▶ _TASK_: Retype the whole listing, please, keeping every line exact and dropping the pictures.

▶ _Entries taken from a collection_:
---

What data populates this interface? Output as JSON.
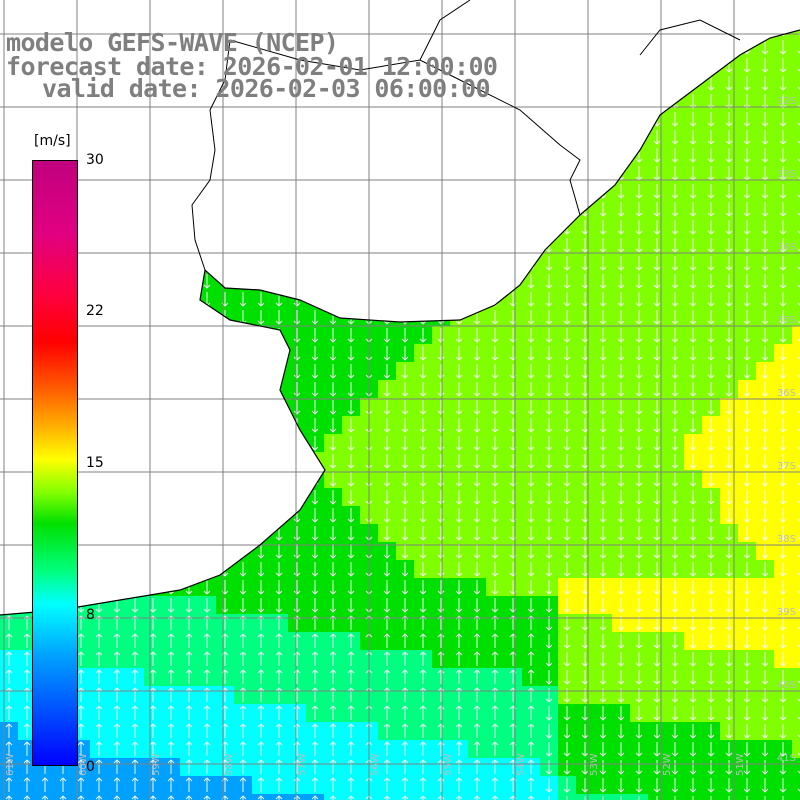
{
  "title": {
    "line1": "modelo GEFS-WAVE (NCEP)",
    "line2": "forecast date: 2026-02-01 12:00:00",
    "line3": "valid date: 2026-02-03 06:00:00"
  },
  "colorbar": {
    "unit": "[m/s]",
    "min": 0,
    "max": 30,
    "ticks": [
      "30",
      "22",
      "15",
      "8",
      "0"
    ],
    "colors": [
      "#0000ff",
      "#00a0ff",
      "#00ffff",
      "#00ff80",
      "#00e000",
      "#80ff00",
      "#ffff00",
      "#ffb000",
      "#ff6000",
      "#ff0000",
      "#ff0040",
      "#c0007f"
    ]
  },
  "lat_labels": [
    "32S",
    "33S",
    "34S",
    "35S",
    "36S",
    "37S",
    "38S",
    "39S",
    "40S",
    "41S"
  ],
  "lon_labels": [
    "61W",
    "60W",
    "59W",
    "58W",
    "57W",
    "56W",
    "55W",
    "54W",
    "53W",
    "52W",
    "51W"
  ],
  "colors": {
    "land": "#ffffff",
    "grid": "#808080",
    "coast": "#000000",
    "arrows": "#ffffff",
    "title": "#7f7f7f"
  }
}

---

▶ _WRITTEN REPLY_:
What data populates this interface? Output as JSON.
{
  "title": {
    "line1": "modelo GEFS-WAVE (NCEP)",
    "line2": "forecast date: 2026-02-01 12:00:00",
    "line3": "valid date: 2026-02-03 06:00:00"
  },
  "colorbar": {
    "unit": "[m/s]",
    "min": 0,
    "max": 30,
    "ticks": [
      "30",
      "22",
      "15",
      "8",
      "0"
    ],
    "colors": [
      "#0000ff",
      "#00a0ff",
      "#00ffff",
      "#00ff80",
      "#00e000",
      "#80ff00",
      "#ffff00",
      "#ffb000",
      "#ff6000",
      "#ff0000",
      "#ff0040",
      "#c0007f"
    ]
  },
  "lat_labels": [
    "32S",
    "33S",
    "34S",
    "35S",
    "36S",
    "37S",
    "38S",
    "39S",
    "40S",
    "41S"
  ],
  "lon_labels": [
    "61W",
    "60W",
    "59W",
    "58W",
    "57W",
    "56W",
    "55W",
    "54W",
    "53W",
    "52W",
    "51W"
  ],
  "colors": {
    "land": "#ffffff",
    "grid": "#808080",
    "coast": "#000000",
    "arrows": "#ffffff",
    "title": "#7f7f7f"
  }
}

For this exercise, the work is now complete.